Text extract>
^^^^^^^^

Down with Kyoto!

THE LAST THING reporters expect to get at a press briefing is news. And the printed agenda for last Thursday’s “Impacts of Climate Change on the Pacific Northwest” workshop gave no reason to expect any. When they took their seats in the UW Faculty Club conference room, the dozen or so science writers invited to attend already knew that reputable scientists think the world is getting warmer, the Northwest along with it, and that there’s going to be less winter snow in our mountains, which means less summer water for hydropower, irrigation, salmon, and people.

We also knew that, even while we listened to UW experts like statistician Ed Sarachik and physicist Phil Mote explain the climate models that yield those predictions, representatives of 150 nations were assembled in Marrakech, Morocco, to hammer out an agreement to slow, and ultimately halt, global warming, despite the Bush administration’s shameful refusal to take part in the process.

Well, we thought we knew that. Then, as we chewed our way through the sandwiches and fruit salad provided for lunch, an international marine-law expert named Ed Miles rose and, smiling broadly, went to work to tell us that what we thought we knew about global warming was wrong.

Far from being a modest step forward for international cooperation to protect the environment, Miles said, agreement in Marrakech could accelerate environmental catastrophe. And the U.S. pullout from the Kyoto accord, though for all the wrong reasons, may prove to be a crucial first step back from the brink.

As if that weren’t bad enough, Miles also got low-down and personal: We science writers were responsible for getting out the real story on climate and Kyoto to our readers, he said, and so far we were doing a pretty rotten job.

^^^^^^^^

Material>
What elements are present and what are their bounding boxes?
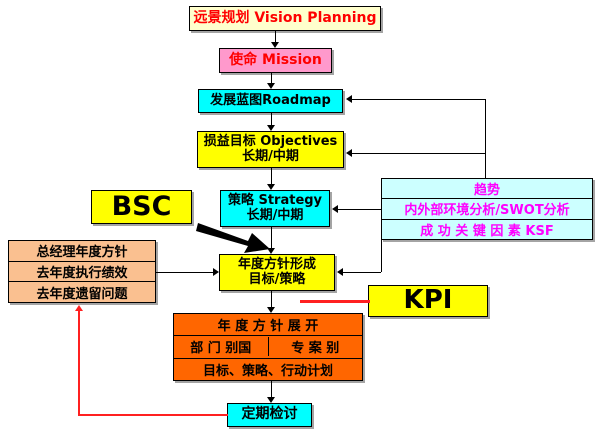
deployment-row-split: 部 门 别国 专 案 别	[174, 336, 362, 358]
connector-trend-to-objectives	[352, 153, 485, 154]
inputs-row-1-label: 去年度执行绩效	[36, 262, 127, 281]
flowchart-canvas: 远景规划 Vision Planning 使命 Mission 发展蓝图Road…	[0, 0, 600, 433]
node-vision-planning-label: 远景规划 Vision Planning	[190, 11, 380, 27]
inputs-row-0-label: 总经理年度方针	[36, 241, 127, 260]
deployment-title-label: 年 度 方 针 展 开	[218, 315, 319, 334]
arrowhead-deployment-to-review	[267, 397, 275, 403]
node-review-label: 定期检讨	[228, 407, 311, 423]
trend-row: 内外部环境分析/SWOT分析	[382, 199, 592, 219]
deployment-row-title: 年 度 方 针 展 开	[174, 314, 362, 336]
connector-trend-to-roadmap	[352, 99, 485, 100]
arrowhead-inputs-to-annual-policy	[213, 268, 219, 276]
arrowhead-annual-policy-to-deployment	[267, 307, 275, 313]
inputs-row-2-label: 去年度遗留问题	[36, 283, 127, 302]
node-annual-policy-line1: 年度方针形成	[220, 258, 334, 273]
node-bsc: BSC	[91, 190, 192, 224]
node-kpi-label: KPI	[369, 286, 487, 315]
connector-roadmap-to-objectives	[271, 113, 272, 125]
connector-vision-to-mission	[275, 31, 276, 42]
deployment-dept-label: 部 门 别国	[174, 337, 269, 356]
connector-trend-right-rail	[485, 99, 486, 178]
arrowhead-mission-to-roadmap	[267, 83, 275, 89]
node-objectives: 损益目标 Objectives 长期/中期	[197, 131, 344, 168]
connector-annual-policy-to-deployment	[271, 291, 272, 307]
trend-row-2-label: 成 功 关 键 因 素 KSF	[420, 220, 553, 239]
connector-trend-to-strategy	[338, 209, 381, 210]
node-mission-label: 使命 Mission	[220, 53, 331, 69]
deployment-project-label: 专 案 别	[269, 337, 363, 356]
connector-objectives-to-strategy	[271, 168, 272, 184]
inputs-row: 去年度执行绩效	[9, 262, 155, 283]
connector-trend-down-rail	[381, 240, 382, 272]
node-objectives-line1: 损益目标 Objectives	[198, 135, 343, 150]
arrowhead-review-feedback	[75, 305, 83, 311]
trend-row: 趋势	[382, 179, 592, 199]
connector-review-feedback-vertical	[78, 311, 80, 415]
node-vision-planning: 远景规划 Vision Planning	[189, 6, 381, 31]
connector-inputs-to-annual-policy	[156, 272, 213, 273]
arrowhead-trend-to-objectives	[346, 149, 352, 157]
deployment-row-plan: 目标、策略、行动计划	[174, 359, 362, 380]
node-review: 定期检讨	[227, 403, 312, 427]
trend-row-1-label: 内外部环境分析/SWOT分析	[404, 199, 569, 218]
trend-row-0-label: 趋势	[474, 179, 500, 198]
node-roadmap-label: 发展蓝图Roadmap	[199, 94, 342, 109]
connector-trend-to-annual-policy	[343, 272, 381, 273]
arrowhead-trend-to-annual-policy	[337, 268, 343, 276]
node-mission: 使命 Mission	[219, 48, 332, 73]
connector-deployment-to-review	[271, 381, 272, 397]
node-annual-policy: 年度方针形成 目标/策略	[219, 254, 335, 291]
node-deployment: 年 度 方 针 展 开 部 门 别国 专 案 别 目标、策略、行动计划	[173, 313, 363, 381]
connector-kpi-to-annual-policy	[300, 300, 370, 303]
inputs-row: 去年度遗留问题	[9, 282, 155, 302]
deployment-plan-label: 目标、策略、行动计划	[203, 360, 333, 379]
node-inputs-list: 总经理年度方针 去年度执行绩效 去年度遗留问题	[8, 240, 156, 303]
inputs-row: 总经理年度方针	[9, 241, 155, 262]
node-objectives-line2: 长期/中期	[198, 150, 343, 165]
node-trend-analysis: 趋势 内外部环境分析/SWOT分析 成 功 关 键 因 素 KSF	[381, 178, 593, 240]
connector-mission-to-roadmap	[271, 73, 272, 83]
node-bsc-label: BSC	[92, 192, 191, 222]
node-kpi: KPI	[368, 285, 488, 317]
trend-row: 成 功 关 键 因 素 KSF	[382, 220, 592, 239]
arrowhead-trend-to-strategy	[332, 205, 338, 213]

^^^^^^^^

Problems to work on>
**1)** Transcribe the Kyoto article between "Well, we thought" and "warming was wrong.", inclusive.
**2)** List every use that the Kyoto article says will get less summer water because of reduced winter snow.

Final answers>
**1)**
Well, we thought we knew that. Then, as we chewed our way through the sandwiches and fruit salad provided for lunch, an international marine-law expert named Ed Miles rose and, smiling broadly, went to work to tell us that what we thought we knew about global warming was wrong.

**2)** hydropower, irrigation, salmon, people